Records shown:
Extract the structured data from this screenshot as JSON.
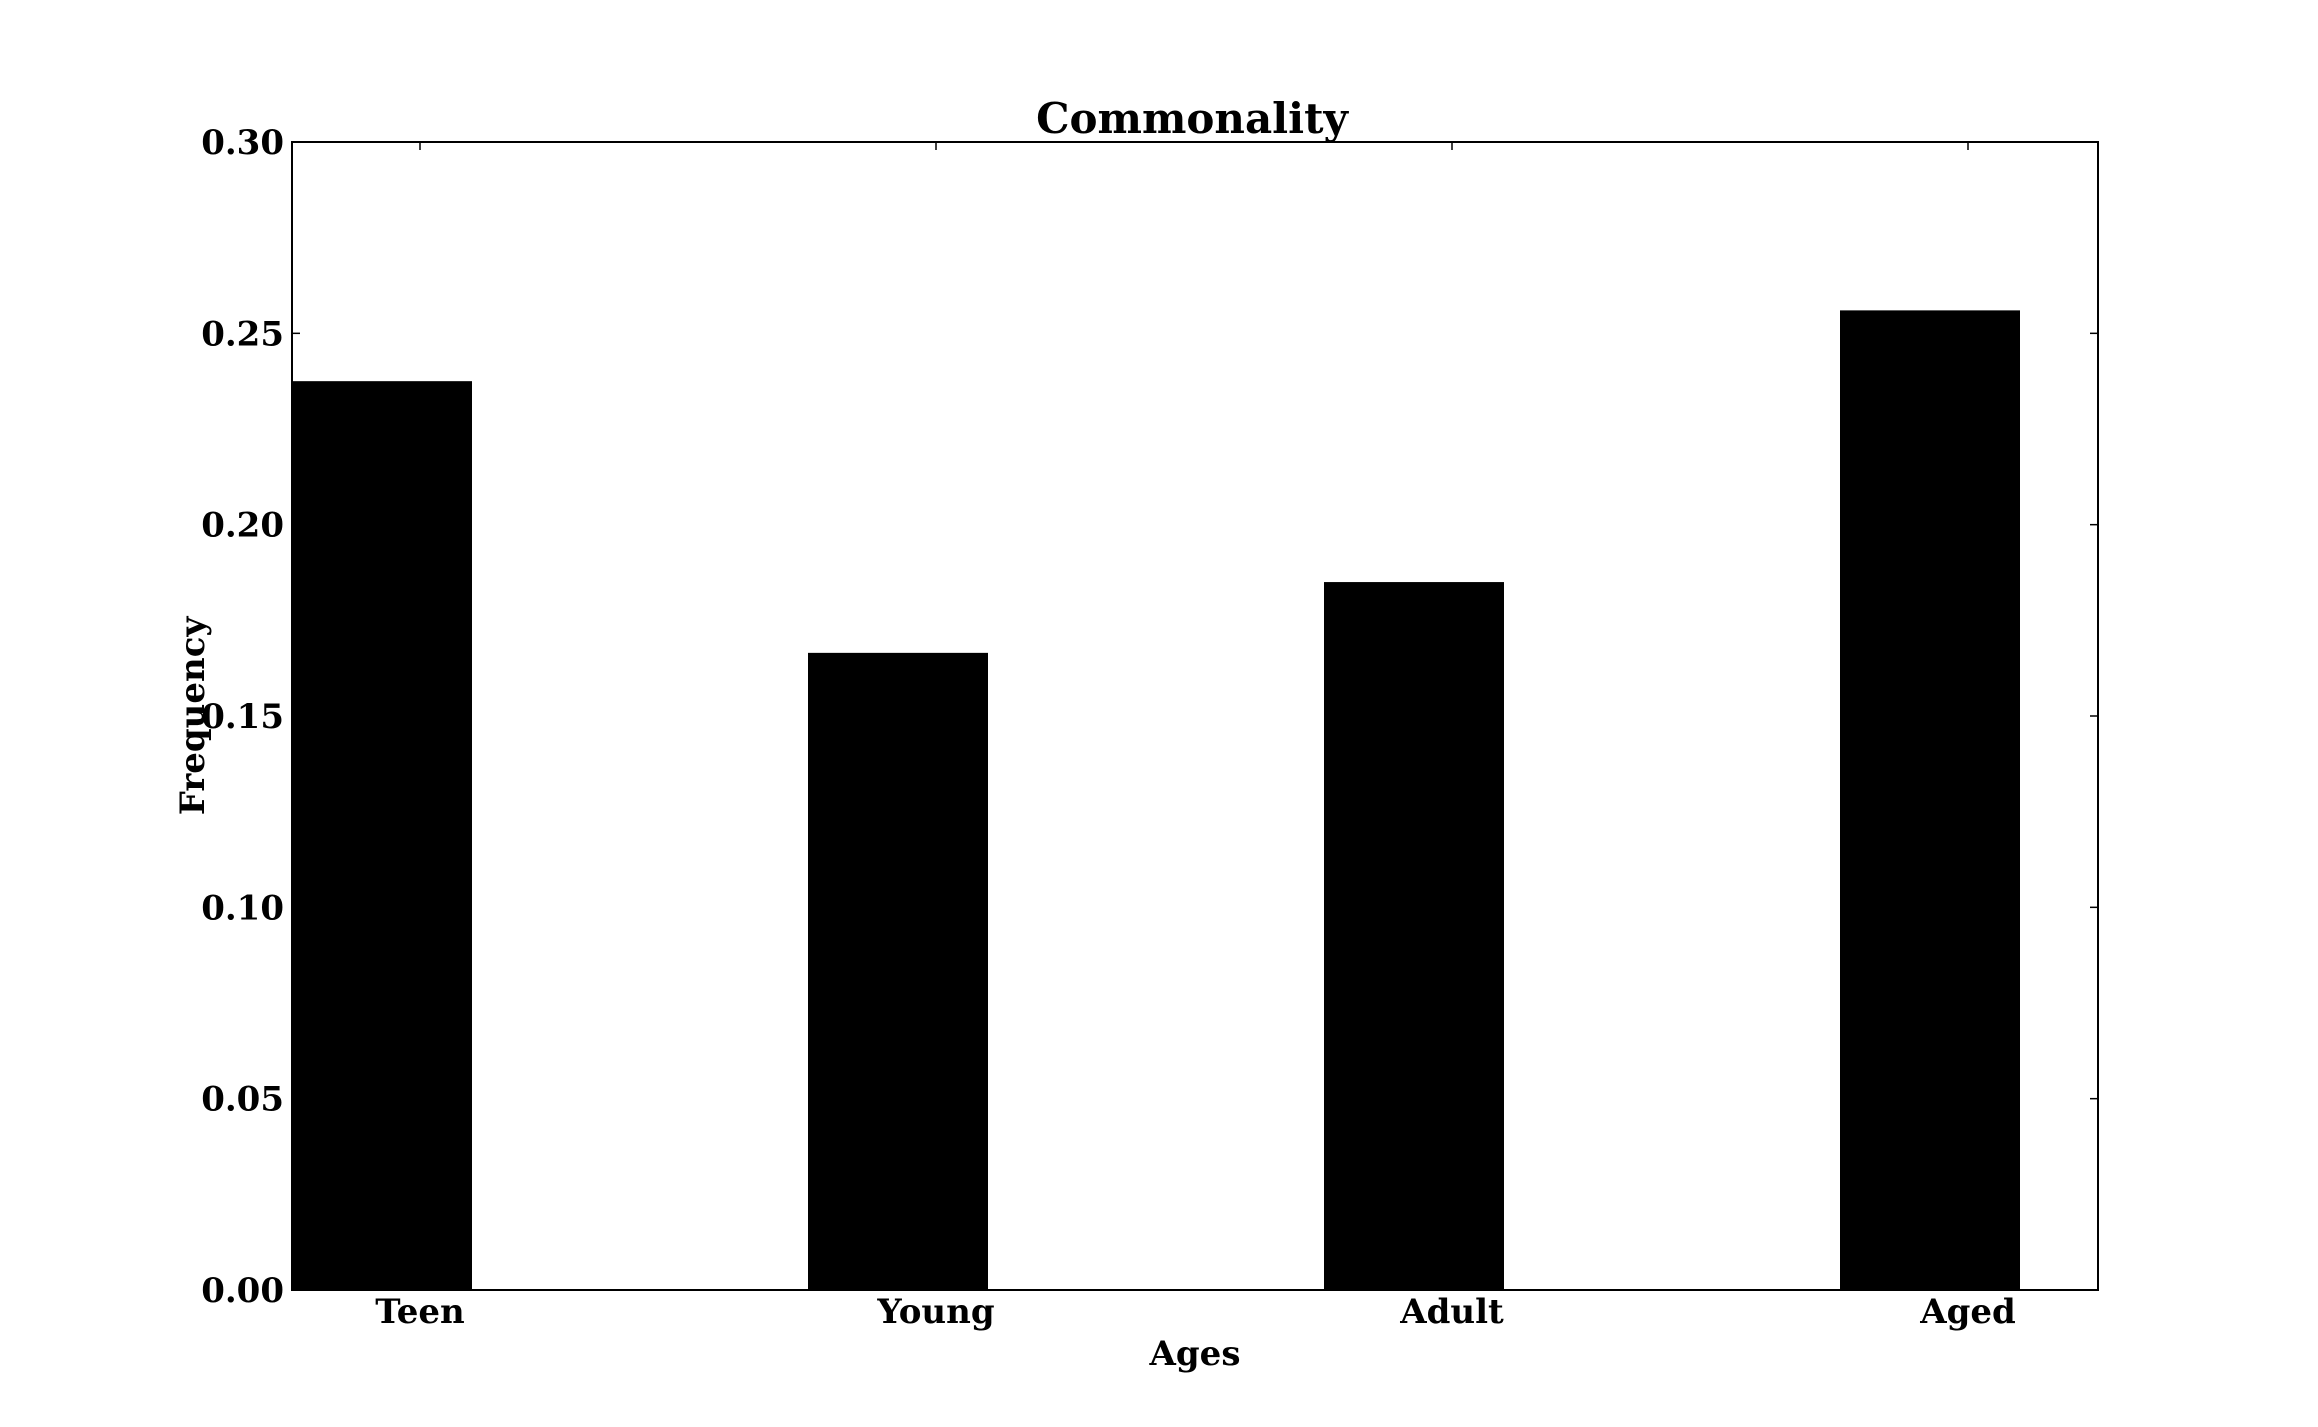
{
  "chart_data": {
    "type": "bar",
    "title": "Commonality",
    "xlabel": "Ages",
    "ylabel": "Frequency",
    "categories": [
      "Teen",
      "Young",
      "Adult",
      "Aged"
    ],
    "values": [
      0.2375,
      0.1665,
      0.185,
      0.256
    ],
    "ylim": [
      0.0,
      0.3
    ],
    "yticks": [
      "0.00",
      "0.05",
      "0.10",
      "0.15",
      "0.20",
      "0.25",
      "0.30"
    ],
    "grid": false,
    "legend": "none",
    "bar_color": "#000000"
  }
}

Given problem: Repeat each entry exactly. Pictures do not belong in the copy.

Answer for the task:
Extract the structured data from this screenshot as JSON.
{
  "chart_data": {
    "type": "bar",
    "title": "Commonality",
    "xlabel": "Ages",
    "ylabel": "Frequency",
    "categories": [
      "Teen",
      "Young",
      "Adult",
      "Aged"
    ],
    "values": [
      0.2375,
      0.1665,
      0.185,
      0.256
    ],
    "ylim": [
      0.0,
      0.3
    ],
    "yticks": [
      "0.00",
      "0.05",
      "0.10",
      "0.15",
      "0.20",
      "0.25",
      "0.30"
    ],
    "grid": false,
    "legend": "none",
    "bar_color": "#000000"
  }
}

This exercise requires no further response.